◆ **AIM**
Please convert the data from the line that contains "x-tick-label: .02 [447,611,468,628]" through the line that contains "bar [337,283,730,299]", both included, into a JSON list of strings with one string per line and any blank lines left out.

-------- DATA SHOWN

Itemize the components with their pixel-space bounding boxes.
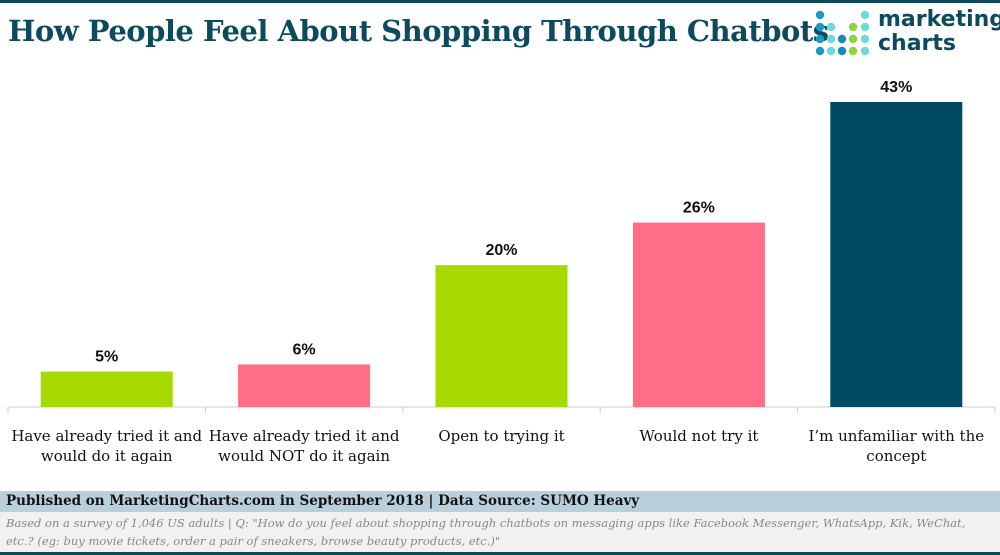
logo-line1: marketing xyxy=(878,7,1000,32)
bar xyxy=(40,371,173,407)
logo-dot xyxy=(815,46,825,56)
category-label: would NOT do it again xyxy=(218,447,390,465)
logo-dot xyxy=(848,22,858,32)
category-label: Have already tried it and xyxy=(209,427,400,445)
top-border xyxy=(0,0,1000,3)
data-label: 6% xyxy=(293,341,316,358)
bar-chart: 5% Have already tried it and would do it a… xyxy=(7,79,996,465)
logo-line2: charts xyxy=(878,31,957,56)
logo-dot xyxy=(837,34,847,44)
bar xyxy=(238,364,371,407)
logo-dot xyxy=(848,34,858,44)
category-label: Open to trying it xyxy=(438,427,564,445)
data-label: 43% xyxy=(880,79,912,96)
marketingcharts-logo-icon xyxy=(815,10,870,56)
survey-note: Based on a survey of 1,046 US adults | Q… xyxy=(0,512,1000,552)
logo-dot xyxy=(860,46,870,56)
logo-dot xyxy=(860,34,870,44)
category-label: I’m unfamiliar with the xyxy=(808,427,984,445)
data-label: 5% xyxy=(95,349,118,366)
logo-dot xyxy=(826,46,836,56)
logo-dot xyxy=(860,10,870,20)
category-label: concept xyxy=(866,447,926,465)
logo-dot xyxy=(826,22,836,32)
data-label: 26% xyxy=(683,200,715,217)
logo-dot xyxy=(815,22,825,32)
data-label: 20% xyxy=(485,242,517,259)
bottom-border xyxy=(0,552,1000,555)
category-label: Have already tried it and xyxy=(11,427,202,445)
logo-dot xyxy=(815,34,825,44)
logo-dot xyxy=(848,46,858,56)
bar xyxy=(632,222,765,407)
logo-dot xyxy=(860,22,870,32)
bar xyxy=(830,102,963,407)
published-source: Published on MarketingCharts.com in Sept… xyxy=(0,491,1000,512)
logo-dot xyxy=(837,46,847,56)
logo-dot xyxy=(815,10,825,20)
chart-title: How People Feel About Shopping Through C… xyxy=(8,14,829,48)
category-label: Would not try it xyxy=(639,427,758,445)
logo-dot xyxy=(826,34,836,44)
logo-text: marketing charts xyxy=(878,8,1000,56)
bar xyxy=(435,265,568,407)
category-label: would do it again xyxy=(41,447,173,465)
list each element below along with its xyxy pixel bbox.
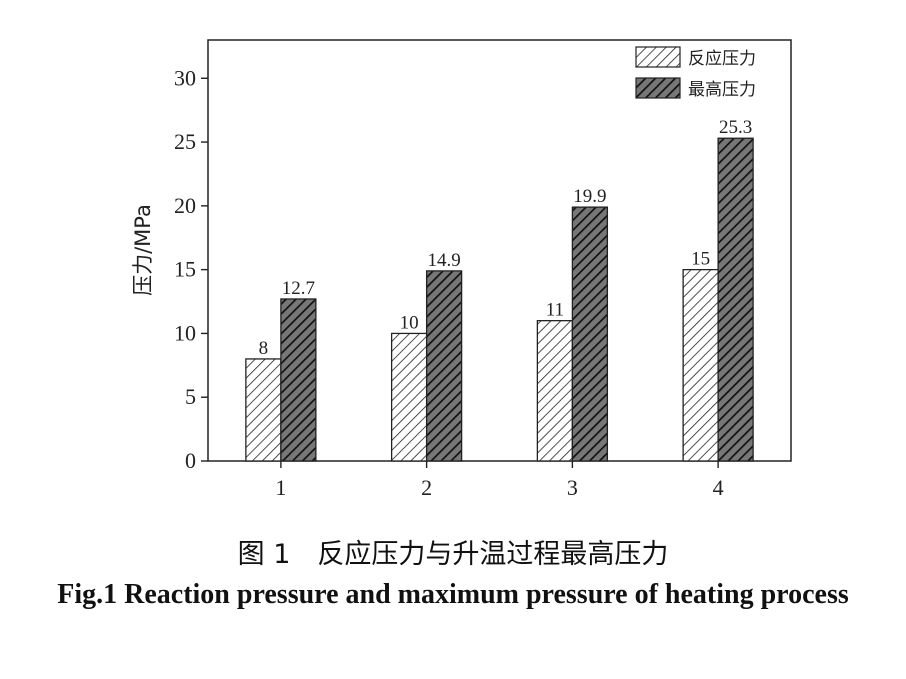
y-tick-label: 15: [174, 257, 196, 282]
bar-chart: 0 5 10 15 20 25 30 1 2 3 4 8 12.7 10 14.9 11 19.9 15 25.…: [131, 39, 792, 500]
data-label-series-1-cat-4: 15: [691, 249, 710, 270]
bar-series-1-cat-3: [536, 320, 574, 462]
bar-series-2-cat-3: [571, 206, 609, 462]
data-label-series-2-cat-4: 25.3: [719, 117, 752, 138]
figure-caption-english: Fig.1 Reaction pressure and maximum pres…: [57, 579, 849, 610]
y-tick-label: 10: [174, 320, 196, 345]
data-label-series-1-cat-2: 10: [400, 312, 419, 333]
bars: [245, 137, 754, 462]
y-tick-label: 5: [185, 384, 196, 409]
y-tick-label: 30: [174, 65, 196, 90]
data-label-series-1-cat-3: 11: [546, 300, 564, 321]
y-tick-label: 25: [174, 129, 196, 154]
data-label-series-2-cat-2: 14.9: [428, 250, 461, 271]
bar-series-2-cat-1: [280, 298, 317, 462]
y-axis: 0 5 10 15 20 25 30: [174, 65, 208, 473]
data-label-series-1-cat-1: 8: [259, 338, 269, 359]
legend-label-series-1: 反应压力: [688, 49, 756, 69]
x-tick-label: 4: [713, 475, 724, 500]
x-tick-label: 1: [275, 475, 286, 500]
legend-swatch-series-1: [635, 46, 681, 68]
legend: 反应压力 最高压力: [635, 46, 756, 100]
bar-series-1-cat-2: [390, 332, 428, 462]
plot-frame: [207, 39, 792, 462]
y-tick-label: 0: [185, 448, 196, 473]
bar-series-2-cat-4: [717, 137, 754, 462]
y-axis-label: 压力/MPa: [131, 204, 155, 296]
x-tick-label: 3: [567, 475, 578, 500]
bar-series-1-cat-4: [682, 268, 719, 462]
bar-series-1-cat-1: [245, 358, 282, 462]
legend-swatch-series-2: [635, 77, 681, 99]
data-label-series-2-cat-1: 12.7: [282, 278, 315, 299]
data-labels: 8 12.7 10 14.9 11 19.9 15 25.3: [259, 117, 753, 359]
bar-series-2-cat-2: [425, 270, 463, 462]
figure-caption-chinese: 图 1 反应压力与升温过程最高压力: [237, 539, 669, 570]
legend-label-series-2: 最高压力: [688, 80, 756, 100]
x-tick-label: 2: [421, 475, 432, 500]
x-axis: 1 2 3 4: [275, 461, 724, 500]
data-label-series-2-cat-3: 19.9: [573, 186, 606, 207]
y-tick-label: 20: [174, 193, 196, 218]
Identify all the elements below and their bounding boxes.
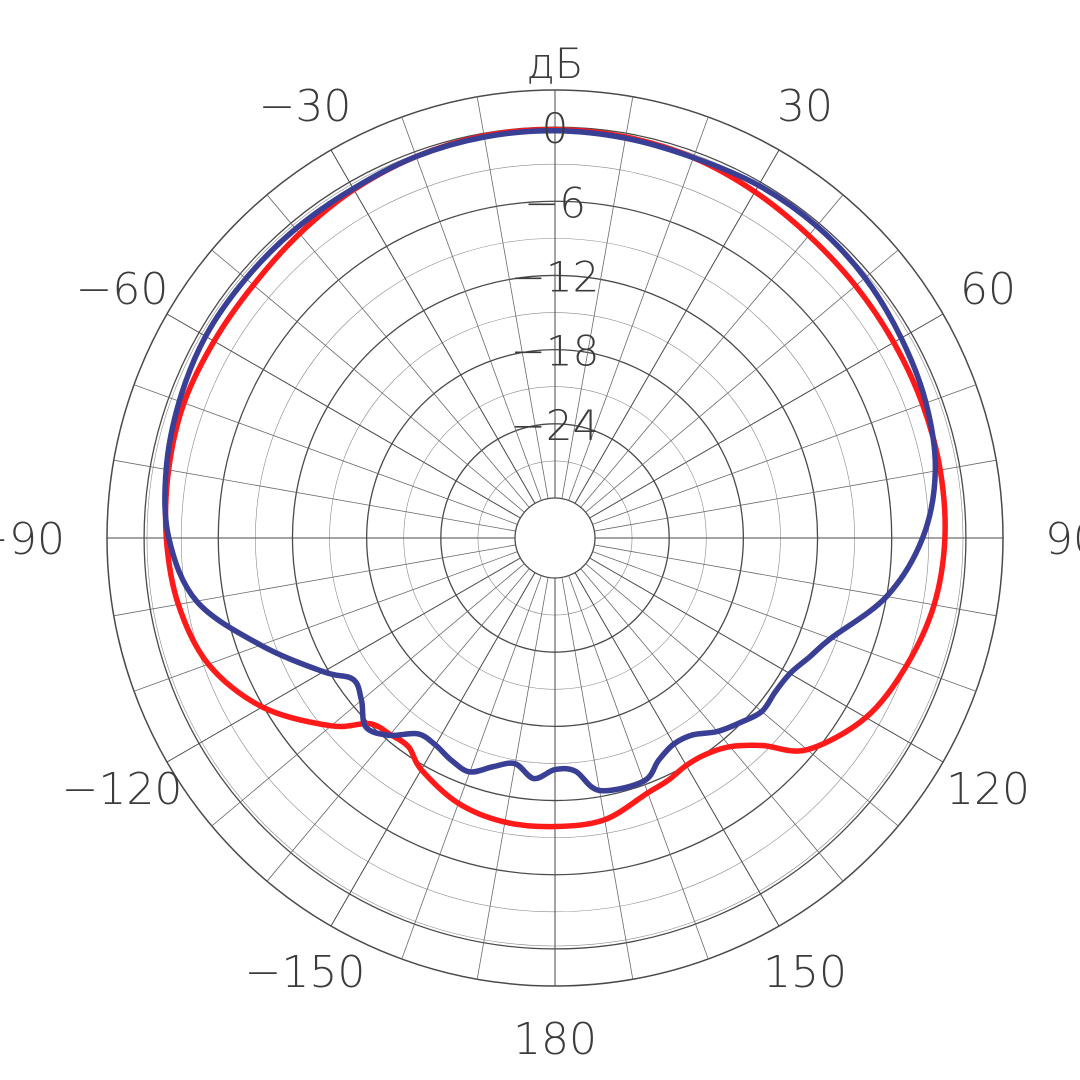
spoke [266,568,530,882]
spoke [266,194,530,508]
inner-ring [514,497,596,579]
spoke [568,575,709,960]
spoke [589,557,944,763]
angle-label: −60 [76,264,169,315]
spoke [561,96,634,499]
spoke [561,577,634,980]
radial-tick-label: 0 [542,104,569,153]
series-layer [162,126,948,830]
spoke [211,249,525,513]
angle-label: −30 [259,81,352,132]
spoke [211,563,525,827]
angle-label: 120 [946,764,1030,815]
radial-tick-label: −24 [511,401,600,450]
spoke [166,557,521,763]
spoke [330,572,536,927]
spoke [330,149,536,504]
spoke [592,551,977,692]
spoke [166,313,521,519]
spoke [133,551,518,692]
spoke [594,544,997,617]
angle-label: 180 [513,1014,597,1065]
unit-label: дБ [526,39,583,88]
spoke [589,313,944,519]
spoke [568,116,709,501]
radial-tick-label: −18 [511,327,600,376]
spoke [401,116,542,501]
spoke [476,577,549,980]
labels-layer: дБ 30 60 90 120 150 180 −150 −120 −90 −60 −30 0 −6 −1… [0,39,1080,1065]
angle-label: 30 [777,81,833,132]
series-line-2 [162,128,939,794]
spoke [113,459,516,532]
spoke [592,384,977,525]
spoke [594,459,997,532]
angle-label: −150 [245,947,366,998]
spoke [585,563,899,827]
angle-label: −120 [62,764,183,815]
angle-label: 150 [763,947,847,998]
spoke [580,568,844,882]
spoke [574,149,780,504]
spoke [580,194,844,508]
angle-label: 90 [1045,514,1080,565]
radial-tick-label: −12 [511,253,600,302]
series-line-1 [162,126,948,830]
spoke [476,96,549,499]
spoke [401,575,542,960]
spoke [133,384,518,525]
spoke [585,249,899,513]
angle-label: −90 [0,514,65,565]
polar-grid [106,89,1004,987]
angle-label: 60 [960,264,1016,315]
spoke [574,572,780,927]
radial-tick-label: −6 [524,178,586,227]
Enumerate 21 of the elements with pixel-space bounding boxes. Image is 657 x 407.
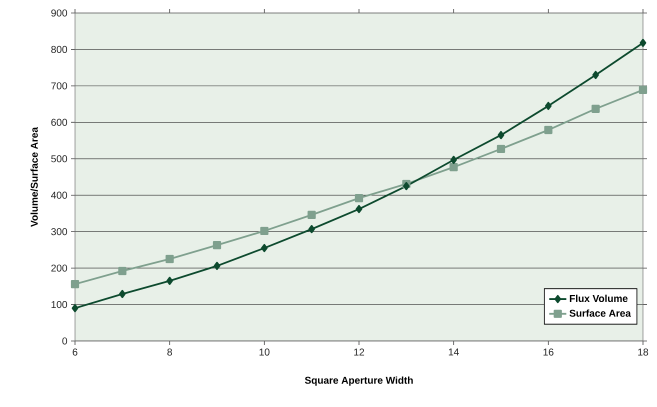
y-axis-title: Volume/Surface Area [30, 127, 38, 227]
x-tick-label: 12 [354, 348, 364, 356]
y-tick-label: 700 [51, 82, 68, 90]
x-tick-label: 6 [72, 348, 78, 356]
x-tick-label: 18 [638, 348, 648, 356]
x-tick-label: 10 [260, 348, 270, 356]
x-axis-title: Square Aperture Width [304, 376, 413, 386]
y-tick-label: 0 [62, 337, 68, 345]
y-tick-label: 500 [51, 155, 68, 162]
y-tick-label: 200 [51, 264, 68, 272]
y-tick-label: 400 [51, 192, 68, 199]
y-tick-label: 900 [51, 9, 68, 17]
y-tick-label: 100 [52, 301, 68, 308]
y-tick-label: 600 [51, 118, 68, 126]
y-tick-label: 300 [51, 228, 68, 236]
legend-label: Surface Area [570, 309, 631, 317]
x-tick-label: 14 [448, 348, 459, 356]
legend-label: Flux Volume [570, 294, 628, 302]
y-tick-label: 800 [51, 46, 68, 53]
x-tick-label: 16 [544, 348, 554, 356]
x-tick-label: 8 [167, 348, 172, 356]
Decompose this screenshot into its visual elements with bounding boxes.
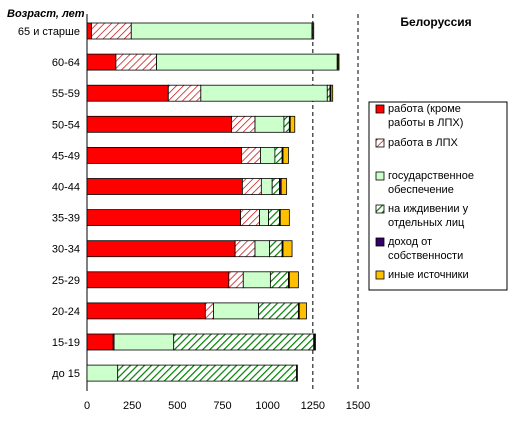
- bar-segment: [240, 209, 260, 227]
- bar-segment: [117, 364, 297, 382]
- x-tick-label: 250: [123, 400, 141, 412]
- bar-segment: [228, 271, 244, 289]
- chart-title: Белоруссия: [400, 15, 471, 29]
- legend-label: на иждивении у отдельных лиц: [388, 203, 469, 229]
- y-tick-label: 25-29: [52, 275, 80, 287]
- legend-label: работа в ЛПХ: [388, 137, 459, 149]
- bar-segment: [259, 209, 269, 227]
- bar-segment: [86, 333, 114, 351]
- bar-segment: [312, 22, 315, 40]
- bar-segment: [274, 146, 283, 164]
- legend-swatch: [375, 138, 385, 148]
- bar-segment: [314, 333, 316, 351]
- y-tick-label: 50-54: [52, 119, 80, 131]
- legend-swatch: [375, 204, 385, 214]
- y-tick-label: 55-59: [52, 88, 80, 100]
- bar-segment: [271, 178, 280, 195]
- bar-segment: [254, 115, 285, 133]
- bar-segment: [283, 115, 290, 133]
- bar-segment: [86, 302, 206, 320]
- bar-segment: [337, 53, 340, 71]
- bar-segment: [260, 146, 276, 164]
- x-tick-label: 1000: [255, 400, 279, 412]
- legend-swatch: [375, 104, 385, 114]
- y-tick-label: 45-49: [52, 150, 80, 162]
- bar-segment: [86, 115, 232, 133]
- bar-segment: [279, 209, 290, 227]
- bar-segment: [86, 209, 241, 227]
- bar-segment: [204, 302, 214, 320]
- legend-swatch: [375, 237, 385, 247]
- bar-segment: [234, 240, 256, 258]
- bar-segment: [213, 302, 260, 320]
- y-tick-label: 40-44: [52, 182, 80, 194]
- x-tick-label: 1500: [346, 400, 370, 412]
- bar-segment: [269, 240, 283, 258]
- bar-segment: [298, 302, 307, 320]
- bar-segment: [288, 271, 299, 289]
- bar-segment: [173, 333, 315, 351]
- bar-segment: [156, 53, 338, 71]
- legend-swatch: [375, 270, 385, 280]
- legend-box: [368, 101, 508, 291]
- legend: работа (кроме работы в ЛПХ) работа в ЛПХ го…: [368, 101, 508, 291]
- bar-segment: [242, 271, 271, 289]
- plot-area: 0 250 500 750 1000 1250 1500 65 и старше 60-64 55…: [18, 14, 370, 412]
- x-tick-label: 500: [168, 400, 186, 412]
- bar-segment: [86, 84, 169, 102]
- y-axis-title: Возраст, лет: [7, 8, 85, 20]
- legend-label: доход от собственности: [388, 236, 463, 262]
- legend-label: работа (кроме работы в ЛПХ): [388, 103, 463, 129]
- bar-segment: [269, 271, 289, 289]
- legend-label: иные источники: [388, 269, 469, 281]
- bar-segment: [268, 209, 280, 227]
- bar-segment: [260, 178, 273, 195]
- bar-segment: [282, 146, 289, 164]
- bar-segment: [296, 364, 298, 382]
- bar-segment: [91, 22, 132, 40]
- bar-segment: [241, 146, 261, 164]
- bar-segment: [86, 178, 243, 195]
- bar-segment: [326, 84, 331, 102]
- legend-label: государственное обеспечение: [388, 170, 474, 196]
- y-tick-label: 15-19: [52, 337, 80, 349]
- x-tick-label: 0: [84, 400, 90, 412]
- bar-segment: [231, 115, 256, 133]
- y-tick-label: 60-64: [52, 57, 80, 69]
- bar-segment: [130, 22, 313, 40]
- bar-segment: [86, 271, 230, 289]
- bar-segment: [113, 333, 175, 351]
- bar-segment: [86, 53, 117, 71]
- bar-segment: [241, 178, 262, 195]
- x-tick-label: 750: [213, 400, 231, 412]
- x-tick-label: 1250: [301, 400, 325, 412]
- bar-segment: [280, 178, 288, 195]
- y-tick-label: до 15: [52, 368, 80, 380]
- bar-segment: [289, 115, 296, 133]
- bar-segment: [200, 84, 328, 102]
- bar-segment: [86, 146, 242, 164]
- bar-segment: [86, 364, 119, 382]
- bar-segment: [330, 84, 334, 102]
- bar-segment: [86, 22, 92, 40]
- bar-segment: [167, 84, 202, 102]
- bar-segment: [258, 302, 299, 320]
- bar-segment: [115, 53, 157, 71]
- legend-swatch: [375, 171, 385, 181]
- y-tick-label: 65 и старше: [18, 26, 80, 38]
- y-tick-label: 30-34: [52, 244, 80, 256]
- bar-segment: [86, 240, 236, 258]
- bar-segment: [254, 240, 270, 258]
- y-tick-label: 35-39: [52, 213, 80, 225]
- y-tick-label: 20-24: [52, 306, 80, 318]
- bar-segment: [282, 240, 293, 258]
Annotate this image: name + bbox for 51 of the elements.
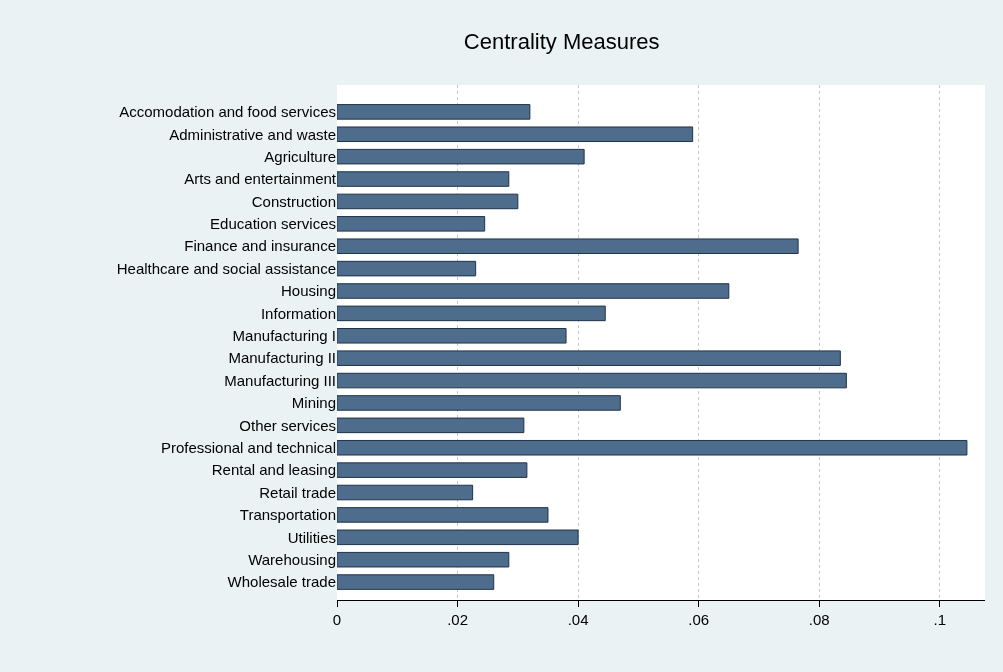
x-tick-label: .02 [447,611,468,628]
bar [337,551,510,568]
y-tick-label: Rental and leasing [211,461,336,479]
y-tick-label: Wholesale trade [227,573,336,591]
bar [337,104,531,120]
y-tick-label: Housing [280,282,336,300]
y-tick-label: Professional and technical [160,438,336,456]
bar [337,395,621,411]
bar [337,529,579,546]
bar [337,216,486,232]
x-tick-label: .08 [808,611,830,628]
x-tick-label: .1 [933,611,947,628]
y-tick-label: Retail trade [259,483,336,501]
bar [337,148,585,165]
y-tick-label: Transportation [239,506,336,524]
y-tick-label: Warehousing [248,550,336,568]
x-tick-label: .04 [567,611,589,628]
bar [337,171,510,187]
y-tick-label: Manufacturing I [232,327,336,345]
y-tick-label: Healthcare and social assistance [116,259,336,277]
bar [337,350,841,366]
bar [337,372,847,389]
y-tick-label: Construction [251,192,336,210]
bar [337,507,549,523]
y-tick-label: Education services [210,215,336,233]
bar [337,417,525,434]
y-tick-label: Information [260,304,336,322]
bar [337,484,474,501]
y-tick-label: Accomodation and food services [119,103,336,121]
y-tick-label: Administrative and waste [169,125,336,143]
y-tick-label: Other services [239,416,336,434]
bar [337,462,528,478]
x-tick-label: .06 [688,611,710,628]
y-tick-label: Manufacturing III [224,371,336,389]
bar [337,305,606,322]
y-tick-label: Mining [291,394,336,412]
chart-title: Centrality Measures [463,29,660,54]
bar [337,193,519,210]
bar [337,574,495,590]
bar [337,260,477,277]
bar [337,238,799,254]
y-tick-label: Utilities [287,528,336,546]
bar [337,328,567,344]
bar [337,439,968,456]
y-tick-label: Finance and insurance [184,237,336,255]
y-tick-label: Manufacturing II [228,349,336,367]
y-tick-label: Agriculture [264,147,336,165]
bar [337,126,694,143]
y-tick-label: Arts and entertainment [184,170,337,188]
bar [337,283,730,299]
x-tick-label: 0 [332,611,342,628]
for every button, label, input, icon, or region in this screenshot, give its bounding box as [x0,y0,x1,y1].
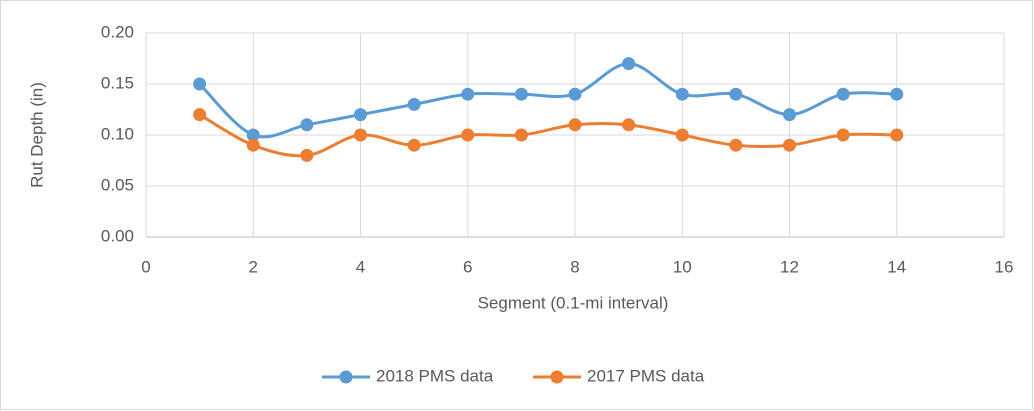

----------------

◆ **ANSWER FOR THE TASK**
[
  "x-tick-label: .02 [447,611,468,628]",
  "bar [337,551,510,568]",
  "y-tick-label: Rental and leasing [211,461,336,479]",
  "y-tick-label: Wholesale trade [227,573,336,591]",
  "bar [337,104,531,120]",
  "y-tick-label: Housing [280,282,336,300]",
  "y-tick-label: Professional and technical [160,438,336,456]",
  "bar [337,395,621,411]",
  "bar [337,529,579,546]",
  "bar [337,216,486,232]",
  "x-tick-label: .08 [808,611,830,628]",
  "x-tick-label: .1 [933,611,947,628]",
  "y-tick-label: Retail trade [259,483,336,501]",
  "bar [337,148,585,165]",
  "y-tick-label: Transportation [239,506,336,524]",
  "y-tick-label: Warehousing [248,550,336,568]",
  "x-tick-label: .04 [567,611,589,628]",
  "bar [337,171,510,187]",
  "y-tick-label: Manufacturing I [232,327,336,345]",
  "y-tick-label: Healthcare and social assistance [116,259,336,277]",
  "bar [337,350,841,366]",
  "bar [337,372,847,389]",
  "y-tick-label: Construction [251,192,336,210]",
  "bar [337,507,549,523]",
  "y-tick-label: Education services [210,215,336,233]",
  "bar [337,417,525,434]",
  "y-tick-label: Information [260,304,336,322]",
  "bar [337,484,474,501]",
  "y-tick-label: Accomodation and food services [119,103,336,121]",
  "y-tick-label: Administrative and waste [169,125,336,143]",
  "y-tick-label: Other services [239,416,336,434]",
  "bar [337,462,528,478]",
  "x-tick-label: .06 [688,611,710,628]",
  "y-tick-label: Manufacturing III [224,371,336,389]",
  "bar [337,305,606,322]",
  "y-tick-label: Mining [291,394,336,412]",
  "chart-title: Centrality Measures [463,29,660,54]",
  "bar [337,193,519,210]",
  "bar [337,574,495,590]",
  "bar [337,260,477,277]",
  "bar [337,238,799,254]",
  "y-tick-label: Utilities [287,528,336,546]",
  "bar [337,328,567,344]",
  "bar [337,439,968,456]",
  "y-tick-label: Finance and insurance [184,237,336,255]",
  "y-tick-label: Manufacturing II [228,349,336,367]",
  "y-tick-label: Agriculture [264,147,336,165]",
  "bar [337,126,694,143]",
  "y-tick-label: Arts and entertainment [184,170,337,188]",
  "bar [337,283,730,299]"
]